#### Goal:
Tally up how many lines in the listing below contain the string "color", and give only the total.

#### Records for the task:
-- Begin --
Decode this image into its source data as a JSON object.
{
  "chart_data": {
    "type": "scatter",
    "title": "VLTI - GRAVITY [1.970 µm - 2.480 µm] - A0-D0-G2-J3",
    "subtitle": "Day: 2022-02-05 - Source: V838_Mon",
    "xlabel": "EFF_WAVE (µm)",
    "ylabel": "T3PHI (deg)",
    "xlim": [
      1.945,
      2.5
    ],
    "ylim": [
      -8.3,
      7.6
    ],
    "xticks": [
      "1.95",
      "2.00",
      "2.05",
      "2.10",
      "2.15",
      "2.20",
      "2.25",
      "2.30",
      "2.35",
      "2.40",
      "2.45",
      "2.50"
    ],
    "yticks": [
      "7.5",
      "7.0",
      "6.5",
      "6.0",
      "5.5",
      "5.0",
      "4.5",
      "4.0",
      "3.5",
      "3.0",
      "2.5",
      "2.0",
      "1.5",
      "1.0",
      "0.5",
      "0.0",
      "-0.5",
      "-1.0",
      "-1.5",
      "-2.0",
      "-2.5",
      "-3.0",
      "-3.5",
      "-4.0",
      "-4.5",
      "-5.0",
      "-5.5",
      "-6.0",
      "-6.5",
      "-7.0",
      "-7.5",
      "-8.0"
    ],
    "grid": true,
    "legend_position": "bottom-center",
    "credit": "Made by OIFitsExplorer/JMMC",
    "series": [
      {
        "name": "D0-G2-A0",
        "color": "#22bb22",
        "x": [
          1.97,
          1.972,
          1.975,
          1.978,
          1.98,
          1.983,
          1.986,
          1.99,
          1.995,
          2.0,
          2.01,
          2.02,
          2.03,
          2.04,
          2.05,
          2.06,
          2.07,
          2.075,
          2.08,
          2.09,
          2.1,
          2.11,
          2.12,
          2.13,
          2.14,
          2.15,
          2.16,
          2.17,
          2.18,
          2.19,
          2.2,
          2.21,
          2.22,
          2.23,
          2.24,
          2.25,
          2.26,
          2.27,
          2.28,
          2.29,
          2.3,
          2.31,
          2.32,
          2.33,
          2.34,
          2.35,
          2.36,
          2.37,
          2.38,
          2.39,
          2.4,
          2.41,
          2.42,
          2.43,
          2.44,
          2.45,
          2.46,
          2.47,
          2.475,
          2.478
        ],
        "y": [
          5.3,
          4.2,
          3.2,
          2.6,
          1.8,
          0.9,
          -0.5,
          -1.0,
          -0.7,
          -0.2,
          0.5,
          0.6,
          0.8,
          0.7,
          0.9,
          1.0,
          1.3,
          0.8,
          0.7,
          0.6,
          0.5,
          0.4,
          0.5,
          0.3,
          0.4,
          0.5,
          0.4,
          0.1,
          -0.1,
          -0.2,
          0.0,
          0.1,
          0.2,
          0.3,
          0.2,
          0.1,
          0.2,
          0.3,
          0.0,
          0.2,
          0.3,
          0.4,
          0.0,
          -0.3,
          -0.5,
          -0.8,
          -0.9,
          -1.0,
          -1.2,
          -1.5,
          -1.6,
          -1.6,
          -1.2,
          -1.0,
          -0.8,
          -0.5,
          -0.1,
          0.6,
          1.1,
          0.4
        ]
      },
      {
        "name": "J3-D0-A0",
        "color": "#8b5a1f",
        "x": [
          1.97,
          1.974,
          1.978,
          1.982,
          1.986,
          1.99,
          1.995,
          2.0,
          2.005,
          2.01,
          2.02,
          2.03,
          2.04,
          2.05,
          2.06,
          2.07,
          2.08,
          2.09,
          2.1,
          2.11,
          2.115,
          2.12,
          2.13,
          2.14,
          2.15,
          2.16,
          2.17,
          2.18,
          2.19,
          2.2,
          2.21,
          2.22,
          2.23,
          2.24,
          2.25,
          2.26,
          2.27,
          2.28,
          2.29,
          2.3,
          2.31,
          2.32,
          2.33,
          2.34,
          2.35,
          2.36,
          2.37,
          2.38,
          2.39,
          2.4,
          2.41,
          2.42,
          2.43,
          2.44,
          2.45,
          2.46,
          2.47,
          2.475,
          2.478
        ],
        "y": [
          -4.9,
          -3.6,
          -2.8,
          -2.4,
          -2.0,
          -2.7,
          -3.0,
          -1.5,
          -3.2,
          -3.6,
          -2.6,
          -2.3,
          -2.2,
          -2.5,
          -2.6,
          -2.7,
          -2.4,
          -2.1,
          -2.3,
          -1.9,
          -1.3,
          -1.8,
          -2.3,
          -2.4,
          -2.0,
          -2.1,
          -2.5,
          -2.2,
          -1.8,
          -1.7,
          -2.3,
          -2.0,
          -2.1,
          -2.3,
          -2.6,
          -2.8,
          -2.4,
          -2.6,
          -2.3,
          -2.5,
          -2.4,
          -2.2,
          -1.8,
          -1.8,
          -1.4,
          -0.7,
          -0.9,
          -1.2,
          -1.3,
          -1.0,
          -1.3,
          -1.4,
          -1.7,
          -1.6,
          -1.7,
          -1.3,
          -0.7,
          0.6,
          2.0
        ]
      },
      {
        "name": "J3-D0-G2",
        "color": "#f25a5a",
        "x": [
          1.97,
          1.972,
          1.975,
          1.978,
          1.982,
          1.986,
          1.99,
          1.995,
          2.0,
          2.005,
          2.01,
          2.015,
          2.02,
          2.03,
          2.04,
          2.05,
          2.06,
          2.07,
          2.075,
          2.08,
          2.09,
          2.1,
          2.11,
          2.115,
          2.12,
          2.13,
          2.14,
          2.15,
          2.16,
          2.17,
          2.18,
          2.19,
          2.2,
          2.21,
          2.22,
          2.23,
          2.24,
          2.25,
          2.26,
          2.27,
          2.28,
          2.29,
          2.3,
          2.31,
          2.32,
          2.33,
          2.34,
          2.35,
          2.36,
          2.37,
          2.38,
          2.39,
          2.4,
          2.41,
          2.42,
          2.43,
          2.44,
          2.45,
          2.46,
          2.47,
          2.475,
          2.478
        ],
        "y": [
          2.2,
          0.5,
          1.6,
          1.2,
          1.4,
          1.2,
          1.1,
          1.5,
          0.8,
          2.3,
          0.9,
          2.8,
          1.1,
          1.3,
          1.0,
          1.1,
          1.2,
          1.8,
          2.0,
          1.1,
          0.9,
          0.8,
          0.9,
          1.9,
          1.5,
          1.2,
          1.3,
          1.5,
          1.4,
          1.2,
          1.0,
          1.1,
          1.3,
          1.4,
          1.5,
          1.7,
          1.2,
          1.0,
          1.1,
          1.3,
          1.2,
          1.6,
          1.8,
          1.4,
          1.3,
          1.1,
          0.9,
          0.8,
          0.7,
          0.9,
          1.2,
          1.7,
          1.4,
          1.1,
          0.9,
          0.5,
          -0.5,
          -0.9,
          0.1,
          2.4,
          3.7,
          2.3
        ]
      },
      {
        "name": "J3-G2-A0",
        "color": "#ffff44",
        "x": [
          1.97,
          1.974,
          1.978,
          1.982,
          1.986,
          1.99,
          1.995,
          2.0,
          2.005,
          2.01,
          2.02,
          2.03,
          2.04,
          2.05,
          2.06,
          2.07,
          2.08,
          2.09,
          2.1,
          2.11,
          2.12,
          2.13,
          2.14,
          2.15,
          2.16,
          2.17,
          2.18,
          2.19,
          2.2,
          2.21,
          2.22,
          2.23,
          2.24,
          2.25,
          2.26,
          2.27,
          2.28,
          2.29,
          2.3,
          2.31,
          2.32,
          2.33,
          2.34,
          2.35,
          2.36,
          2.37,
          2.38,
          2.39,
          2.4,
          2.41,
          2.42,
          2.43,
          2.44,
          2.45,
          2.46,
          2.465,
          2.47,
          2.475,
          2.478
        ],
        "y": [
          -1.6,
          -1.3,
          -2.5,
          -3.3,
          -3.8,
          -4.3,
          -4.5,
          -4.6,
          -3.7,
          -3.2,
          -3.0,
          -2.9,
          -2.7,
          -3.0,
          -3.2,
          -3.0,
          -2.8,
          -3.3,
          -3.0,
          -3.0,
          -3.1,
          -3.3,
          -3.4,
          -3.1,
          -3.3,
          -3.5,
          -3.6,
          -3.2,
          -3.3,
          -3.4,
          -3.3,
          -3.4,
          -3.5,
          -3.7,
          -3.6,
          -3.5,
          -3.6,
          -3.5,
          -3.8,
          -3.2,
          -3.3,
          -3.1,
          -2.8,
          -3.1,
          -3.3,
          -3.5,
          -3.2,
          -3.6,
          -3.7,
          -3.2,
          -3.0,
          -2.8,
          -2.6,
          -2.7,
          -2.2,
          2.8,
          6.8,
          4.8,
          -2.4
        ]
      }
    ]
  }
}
-- End --
#### Correct output:
4